§ **Written instruction**
Each record that follows should be repeated exactly, minus any images.

** start **

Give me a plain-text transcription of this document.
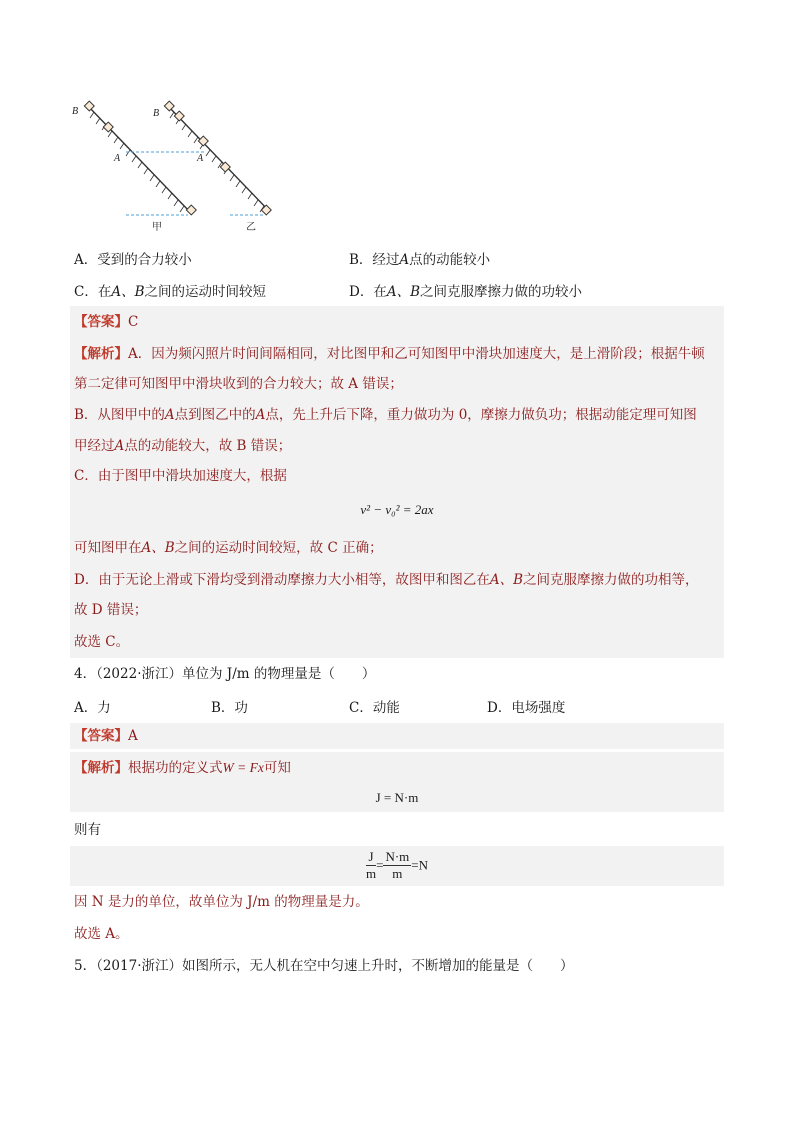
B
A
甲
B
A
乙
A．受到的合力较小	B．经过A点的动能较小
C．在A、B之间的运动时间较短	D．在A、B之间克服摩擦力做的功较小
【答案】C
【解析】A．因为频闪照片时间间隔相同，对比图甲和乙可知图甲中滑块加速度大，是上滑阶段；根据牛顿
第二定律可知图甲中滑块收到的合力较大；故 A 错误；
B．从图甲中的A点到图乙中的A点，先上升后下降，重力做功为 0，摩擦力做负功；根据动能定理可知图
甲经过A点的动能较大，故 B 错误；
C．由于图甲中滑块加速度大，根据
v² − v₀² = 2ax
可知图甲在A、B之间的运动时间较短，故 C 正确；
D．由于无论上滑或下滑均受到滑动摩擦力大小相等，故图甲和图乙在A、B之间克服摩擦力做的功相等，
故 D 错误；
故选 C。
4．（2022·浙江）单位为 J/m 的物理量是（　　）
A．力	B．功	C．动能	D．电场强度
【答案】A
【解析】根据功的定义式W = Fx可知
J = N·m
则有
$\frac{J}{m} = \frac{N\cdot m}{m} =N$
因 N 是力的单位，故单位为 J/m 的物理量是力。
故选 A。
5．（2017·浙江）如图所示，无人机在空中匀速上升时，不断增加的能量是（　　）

** end **

§ **Response to this exercise**
Give me a plain-text transcription of this document.
B
A
甲
B
A
乙
A．受到的合力较小	B．经过A点的动能较小
C．在A、B之间的运动时间较短	D．在A、B之间克服摩擦力做的功较小
【答案】C
【解析】A．因为频闪照片时间间隔相同，对比图甲和乙可知图甲中滑块加速度大，是上滑阶段；根据牛顿
第二定律可知图甲中滑块收到的合力较大；故 A 错误；
B．从图甲中的A点到图乙中的A点，先上升后下降，重力做功为 0，摩擦力做负功；根据动能定理可知图
甲经过A点的动能较大，故 B 错误；
C．由于图甲中滑块加速度大，根据
v² − v₀² = 2ax
可知图甲在A、B之间的运动时间较短，故 C 正确；
D．由于无论上滑或下滑均受到滑动摩擦力大小相等，故图甲和图乙在A、B之间克服摩擦力做的功相等，
故 D 错误；
故选 C。
4．（2022·浙江）单位为 J/m 的物理量是（　　）
A．力	B．功	C．动能	D．电场强度
【答案】A
【解析】根据功的定义式W = Fx可知
J = N·m
则有
$\frac{J}{m} = \frac{N\cdot m}{m} =N$
因 N 是力的单位，故单位为 J/m 的物理量是力。
故选 A。
5．（2017·浙江）如图所示，无人机在空中匀速上升时，不断增加的能量是（　　）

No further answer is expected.